#### [Figure record listings]
********************
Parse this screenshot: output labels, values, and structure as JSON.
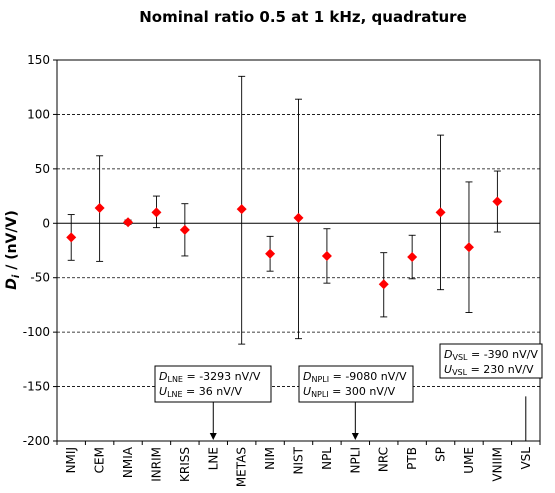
{
  "chart_data": {
    "type": "scatter",
    "title": "Nominal ratio 0.5 at 1 kHz, quadrature",
    "ylabel_main": "D",
    "ylabel_sub": "i",
    "ylabel_rest": " / (nV/V)",
    "ylim": [
      -200,
      150
    ],
    "yticks": [
      150,
      100,
      50,
      0,
      -50,
      -100,
      -150,
      -200
    ],
    "categories": [
      "NMIJ",
      "CEM",
      "NMIA",
      "INRIM",
      "KRISS",
      "LNE",
      "METAS",
      "NIM",
      "NIST",
      "NPL",
      "NPLI",
      "NRC",
      "PTB",
      "SP",
      "UME",
      "VNIIM",
      "VSL"
    ],
    "values": [
      -13,
      14,
      1,
      10,
      -6,
      null,
      13,
      -28,
      5,
      -30,
      null,
      -56,
      -31,
      10,
      -22,
      20,
      null
    ],
    "error_low": [
      -34,
      -35,
      -1,
      -4,
      -30,
      null,
      -111,
      -44,
      -106,
      -55,
      null,
      -86,
      -51,
      -61,
      -82,
      -8,
      null
    ],
    "error_high": [
      8,
      62,
      3,
      25,
      18,
      null,
      135,
      -12,
      114,
      -5,
      null,
      -27,
      -11,
      81,
      38,
      48,
      null
    ],
    "marker_color": "#ff0000",
    "grid": "dashed horizontal",
    "annotations": [
      {
        "category": "LNE",
        "d_sub": "LNE",
        "d_value": " = -3293 nV/V",
        "u_sub": "LNE",
        "u_value": " = 36 nV/V"
      },
      {
        "category": "NPLI",
        "d_sub": "NPLI",
        "d_value": " = -9080 nV/V",
        "u_sub": "NPLI",
        "u_value": " = 300 nV/V"
      },
      {
        "category": "VSL",
        "d_sub": "VSL",
        "d_value": " = -390 nV/V",
        "u_sub": "VSL",
        "u_value": " = 230 nV/V"
      }
    ]
  }
}
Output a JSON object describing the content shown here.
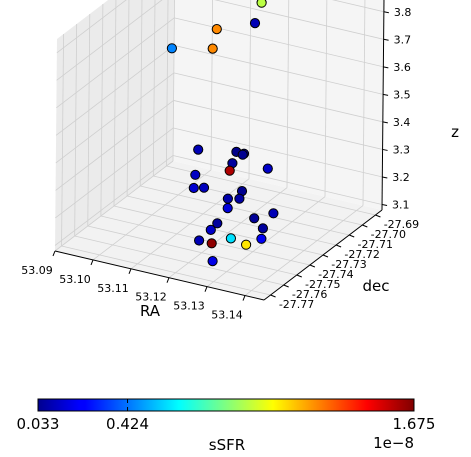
{
  "chart_data": {
    "type": "scatter",
    "projection": "3d",
    "xlabel": "RA",
    "ylabel": "dec",
    "zlabel": "z",
    "x_ticks": [
      "53.14",
      "53.13",
      "53.12",
      "53.11",
      "53.10",
      "53.09"
    ],
    "y_ticks": [
      "-27.77",
      "-27.76",
      "-27.75",
      "-27.74",
      "-27.73",
      "-27.72",
      "-27.71",
      "-27.70",
      "-27.69"
    ],
    "z_ticks": [
      "3.1",
      "3.2",
      "3.3",
      "3.4",
      "3.5",
      "3.6",
      "3.7",
      "3.8"
    ],
    "xlim": [
      53.09,
      53.145
    ],
    "ylim": [
      -27.775,
      -27.685
    ],
    "zlim": [
      3.08,
      3.85
    ],
    "grid": true,
    "colormap": "jet",
    "colorbar": {
      "label": "sSFR",
      "tick_labels": [
        "0.033",
        "0.424",
        "1.675"
      ],
      "tick_values": [
        0.033,
        0.424,
        1.675
      ],
      "range": [
        0.033,
        1.675
      ],
      "offset_text": "1e−8",
      "orientation": "horizontal"
    },
    "points": [
      {
        "x": 53.118,
        "y": -27.7,
        "z": 3.8,
        "c": 0.95
      },
      {
        "x": 53.117,
        "y": -27.702,
        "z": 3.73,
        "c": 0.12
      },
      {
        "x": 53.108,
        "y": -27.705,
        "z": 3.69,
        "c": 1.25
      },
      {
        "x": 53.108,
        "y": -27.708,
        "z": 3.63,
        "c": 1.25
      },
      {
        "x": 53.099,
        "y": -27.713,
        "z": 3.62,
        "c": 0.45
      },
      {
        "x": 53.132,
        "y": -27.735,
        "z": 3.37,
        "c": 0.15
      },
      {
        "x": 53.124,
        "y": -27.73,
        "z": 3.38,
        "c": 0.1
      },
      {
        "x": 53.124,
        "y": -27.731,
        "z": 3.38,
        "c": 0.06
      },
      {
        "x": 53.122,
        "y": -27.73,
        "z": 3.38,
        "c": 0.05
      },
      {
        "x": 53.122,
        "y": -27.733,
        "z": 3.35,
        "c": 0.08
      },
      {
        "x": 53.122,
        "y": -27.735,
        "z": 3.33,
        "c": 1.6
      },
      {
        "x": 53.113,
        "y": -27.733,
        "z": 3.37,
        "c": 0.12
      },
      {
        "x": 53.114,
        "y": -27.738,
        "z": 3.3,
        "c": 0.14
      },
      {
        "x": 53.115,
        "y": -27.742,
        "z": 3.27,
        "c": 0.16
      },
      {
        "x": 53.117,
        "y": -27.74,
        "z": 3.27,
        "c": 0.13
      },
      {
        "x": 53.127,
        "y": -27.74,
        "z": 3.29,
        "c": 0.06
      },
      {
        "x": 53.127,
        "y": -27.742,
        "z": 3.27,
        "c": 0.09
      },
      {
        "x": 53.137,
        "y": -27.745,
        "z": 3.26,
        "c": 0.12
      },
      {
        "x": 53.133,
        "y": -27.748,
        "z": 3.24,
        "c": 0.07
      },
      {
        "x": 53.136,
        "y": -27.75,
        "z": 3.22,
        "c": 0.08
      },
      {
        "x": 53.124,
        "y": -27.742,
        "z": 3.26,
        "c": 0.1
      },
      {
        "x": 53.125,
        "y": -27.745,
        "z": 3.24,
        "c": 0.18
      },
      {
        "x": 53.124,
        "y": -27.75,
        "z": 3.2,
        "c": 0.08
      },
      {
        "x": 53.123,
        "y": -27.752,
        "z": 3.18,
        "c": 0.15
      },
      {
        "x": 53.137,
        "y": -27.754,
        "z": 3.2,
        "c": 0.22
      },
      {
        "x": 53.134,
        "y": -27.757,
        "z": 3.18,
        "c": 1.1
      },
      {
        "x": 53.13,
        "y": -27.757,
        "z": 3.19,
        "c": 0.6
      },
      {
        "x": 53.126,
        "y": -27.76,
        "z": 3.17,
        "c": 1.65
      },
      {
        "x": 53.122,
        "y": -27.758,
        "z": 3.16,
        "c": 0.12
      },
      {
        "x": 53.128,
        "y": -27.765,
        "z": 3.13,
        "c": 0.2
      }
    ]
  }
}
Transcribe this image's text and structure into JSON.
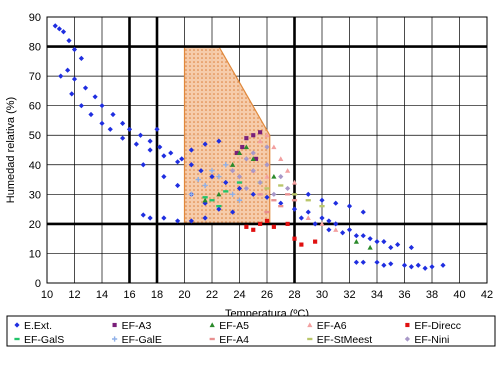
********************
#### [OBJECTIVE]
Gather and copy every line of the data in which the string "structure" is found.

#### [SOLUTION BELOW]
Parse this screenshot: output labels, values, and structure as JSON.
Transcribe this image's text and structure into JSON.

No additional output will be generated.